(Dataset items)
'''

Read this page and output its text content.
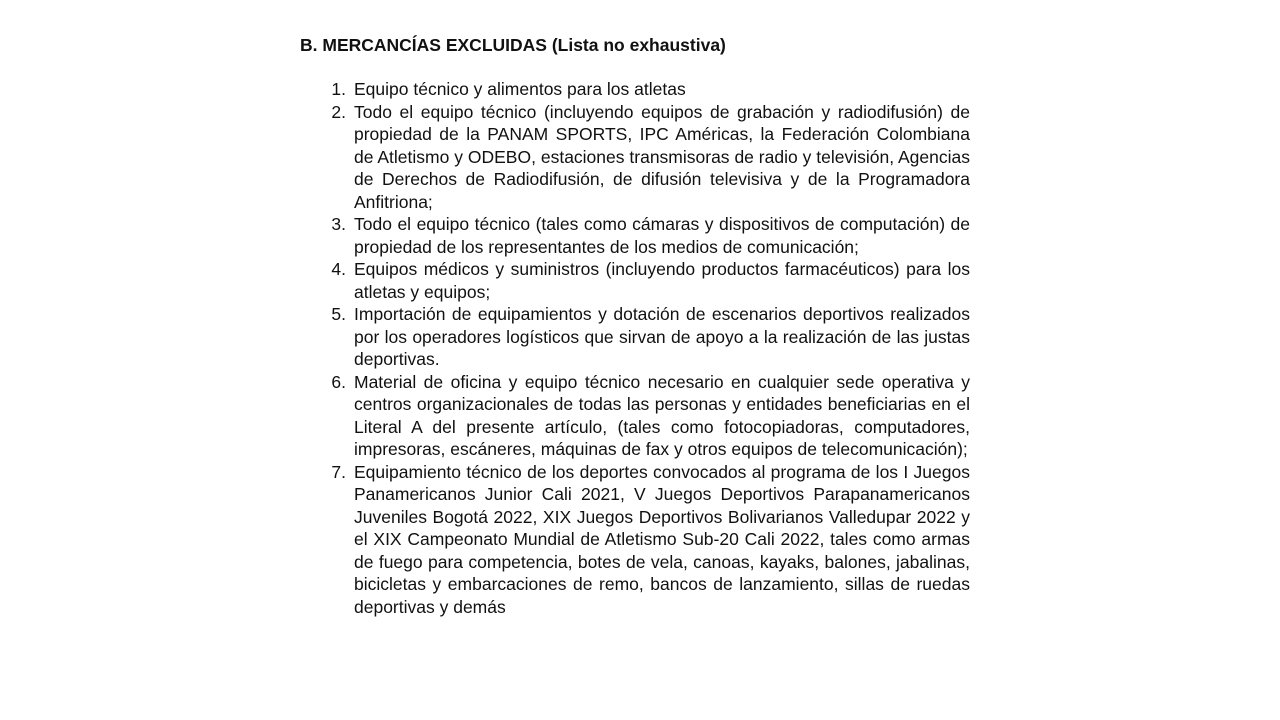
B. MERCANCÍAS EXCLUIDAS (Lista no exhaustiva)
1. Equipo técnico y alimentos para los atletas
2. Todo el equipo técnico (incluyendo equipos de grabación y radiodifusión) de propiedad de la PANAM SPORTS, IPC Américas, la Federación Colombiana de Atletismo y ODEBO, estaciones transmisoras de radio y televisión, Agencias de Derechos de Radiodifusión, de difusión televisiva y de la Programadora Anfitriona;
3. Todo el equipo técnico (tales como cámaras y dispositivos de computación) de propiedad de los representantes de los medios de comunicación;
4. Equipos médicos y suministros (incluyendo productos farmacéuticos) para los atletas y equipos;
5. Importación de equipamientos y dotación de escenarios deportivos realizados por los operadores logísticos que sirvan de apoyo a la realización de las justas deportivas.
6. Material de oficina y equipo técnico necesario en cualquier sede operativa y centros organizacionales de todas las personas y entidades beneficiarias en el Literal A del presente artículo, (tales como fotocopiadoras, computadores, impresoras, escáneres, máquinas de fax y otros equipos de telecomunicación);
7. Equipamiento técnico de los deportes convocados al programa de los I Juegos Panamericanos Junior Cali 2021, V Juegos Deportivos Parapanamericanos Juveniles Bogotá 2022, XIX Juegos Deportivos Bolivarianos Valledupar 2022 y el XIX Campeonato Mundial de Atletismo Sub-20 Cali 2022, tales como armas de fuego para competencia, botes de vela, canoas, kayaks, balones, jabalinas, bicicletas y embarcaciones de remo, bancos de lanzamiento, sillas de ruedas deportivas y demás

'''

### YOUR GOAL:
Set down the complete material exactly, but do not include the images.

### RIGHT ANSWER:
Read this page and output its text content.
B. MERCANCÍAS EXCLUIDAS (Lista no exhaustiva)
1. Equipo técnico y alimentos para los atletas
2. Todo el equipo técnico (incluyendo equipos de grabación y radiodifusión) de propiedad de la PANAM SPORTS, IPC Américas, la Federación Colombiana de Atletismo y ODEBO, estaciones transmisoras de radio y televisión, Agencias de Derechos de Radiodifusión, de difusión televisiva y de la Programadora Anfitriona;
3. Todo el equipo técnico (tales como cámaras y dispositivos de computación) de propiedad de los representantes de los medios de comunicación;
4. Equipos médicos y suministros (incluyendo productos farmacéuticos) para los atletas y equipos;
5. Importación de equipamientos y dotación de escenarios deportivos realizados por los operadores logísticos que sirvan de apoyo a la realización de las justas deportivas.
6. Material de oficina y equipo técnico necesario en cualquier sede operativa y centros organizacionales de todas las personas y entidades beneficiarias en el Literal A del presente artículo, (tales como fotocopiadoras, computadores, impresoras, escáneres, máquinas de fax y otros equipos de telecomunicación);
7. Equipamiento técnico de los deportes convocados al programa de los I Juegos Panamericanos Junior Cali 2021, V Juegos Deportivos Parapanamericanos Juveniles Bogotá 2022, XIX Juegos Deportivos Bolivarianos Valledupar 2022 y el XIX Campeonato Mundial de Atletismo Sub-20 Cali 2022, tales como armas de fuego para competencia, botes de vela, canoas, kayaks, balones, jabalinas, bicicletas y embarcaciones de remo, bancos de lanzamiento, sillas de ruedas deportivas y demás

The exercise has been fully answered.